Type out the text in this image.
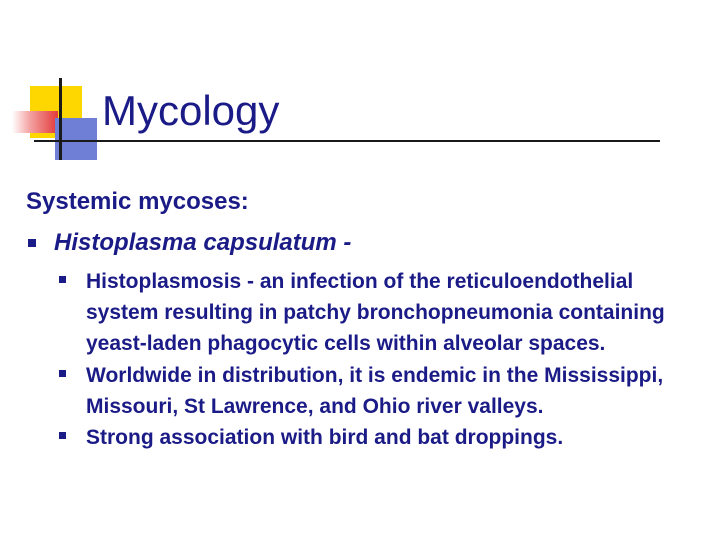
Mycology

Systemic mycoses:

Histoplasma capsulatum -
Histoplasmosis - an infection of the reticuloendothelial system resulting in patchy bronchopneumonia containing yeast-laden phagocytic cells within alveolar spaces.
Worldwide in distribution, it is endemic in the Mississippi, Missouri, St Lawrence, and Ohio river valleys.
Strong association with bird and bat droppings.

Aim of the task:
Reproduce the material above exactly but drop all images.

Result below:
Type out the text in this image.
Mycology

Systemic mycoses:

Histoplasma capsulatum -
Histoplasmosis - an infection of the reticuloendothelial system resulting in patchy bronchopneumonia containing yeast-laden phagocytic cells within alveolar spaces.
Worldwide in distribution, it is endemic in the Mississippi, Missouri, St Lawrence, and Ohio river valleys.
Strong association with bird and bat droppings.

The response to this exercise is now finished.